--- What to work on ---
Find and copy lines holding "Belonging".

--- Entries ---
· · · · ·

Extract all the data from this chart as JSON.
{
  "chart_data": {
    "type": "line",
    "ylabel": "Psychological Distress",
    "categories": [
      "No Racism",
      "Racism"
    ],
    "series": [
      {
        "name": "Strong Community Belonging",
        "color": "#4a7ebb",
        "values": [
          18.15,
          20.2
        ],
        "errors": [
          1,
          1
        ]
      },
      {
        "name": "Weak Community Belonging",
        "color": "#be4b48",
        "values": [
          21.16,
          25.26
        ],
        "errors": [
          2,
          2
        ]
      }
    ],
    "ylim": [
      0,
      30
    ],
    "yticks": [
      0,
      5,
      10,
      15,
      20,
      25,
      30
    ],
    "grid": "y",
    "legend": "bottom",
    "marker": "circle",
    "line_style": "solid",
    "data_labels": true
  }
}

· · · · ·

--- Result for this exercise ---
        "name": "Strong Community Belonging",
        "name": "Weak Community Belonging",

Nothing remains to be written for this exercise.